_YOUR GOAL:_ Gather from the material every line that contains the string "this".

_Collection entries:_
┌────────
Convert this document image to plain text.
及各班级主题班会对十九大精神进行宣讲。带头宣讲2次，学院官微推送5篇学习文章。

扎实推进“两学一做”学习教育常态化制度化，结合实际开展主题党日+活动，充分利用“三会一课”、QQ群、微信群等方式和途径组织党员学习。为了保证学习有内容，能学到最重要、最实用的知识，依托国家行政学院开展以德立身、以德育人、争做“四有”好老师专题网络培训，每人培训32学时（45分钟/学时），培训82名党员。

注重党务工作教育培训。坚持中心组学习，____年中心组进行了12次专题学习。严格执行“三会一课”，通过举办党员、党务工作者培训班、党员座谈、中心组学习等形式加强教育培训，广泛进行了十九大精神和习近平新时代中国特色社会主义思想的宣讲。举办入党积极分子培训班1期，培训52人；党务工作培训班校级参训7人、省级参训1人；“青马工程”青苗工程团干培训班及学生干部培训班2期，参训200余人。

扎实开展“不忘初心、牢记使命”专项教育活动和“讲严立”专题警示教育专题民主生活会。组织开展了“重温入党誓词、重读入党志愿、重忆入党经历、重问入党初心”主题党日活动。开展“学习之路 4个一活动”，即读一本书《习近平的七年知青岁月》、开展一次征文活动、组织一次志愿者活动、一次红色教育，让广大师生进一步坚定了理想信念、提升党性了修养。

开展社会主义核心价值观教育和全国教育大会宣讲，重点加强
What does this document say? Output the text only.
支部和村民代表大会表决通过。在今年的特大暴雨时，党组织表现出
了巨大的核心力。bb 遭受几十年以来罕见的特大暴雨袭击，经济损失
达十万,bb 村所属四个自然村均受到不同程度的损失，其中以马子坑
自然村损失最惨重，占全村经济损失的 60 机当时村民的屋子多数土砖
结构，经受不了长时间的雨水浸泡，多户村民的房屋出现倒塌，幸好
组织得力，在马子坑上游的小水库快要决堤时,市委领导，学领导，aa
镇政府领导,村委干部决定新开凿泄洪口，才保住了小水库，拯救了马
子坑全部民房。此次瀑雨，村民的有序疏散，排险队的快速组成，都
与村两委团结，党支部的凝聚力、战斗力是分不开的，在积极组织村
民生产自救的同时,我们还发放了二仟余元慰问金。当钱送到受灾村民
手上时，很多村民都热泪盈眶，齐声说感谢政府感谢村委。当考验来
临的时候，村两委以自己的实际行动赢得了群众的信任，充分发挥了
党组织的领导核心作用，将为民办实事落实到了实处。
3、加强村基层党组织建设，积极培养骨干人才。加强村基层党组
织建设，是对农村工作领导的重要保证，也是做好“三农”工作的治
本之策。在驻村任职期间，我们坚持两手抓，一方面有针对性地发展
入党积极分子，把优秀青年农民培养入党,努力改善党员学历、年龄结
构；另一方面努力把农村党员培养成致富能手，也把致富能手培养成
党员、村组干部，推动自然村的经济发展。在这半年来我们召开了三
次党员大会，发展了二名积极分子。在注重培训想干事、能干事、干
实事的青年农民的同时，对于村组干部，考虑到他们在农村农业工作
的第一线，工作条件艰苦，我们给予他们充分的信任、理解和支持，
└────────
_PROBLEM SOLUTION:_
Convert this document image to plain text.
What does this document say? Output the text only.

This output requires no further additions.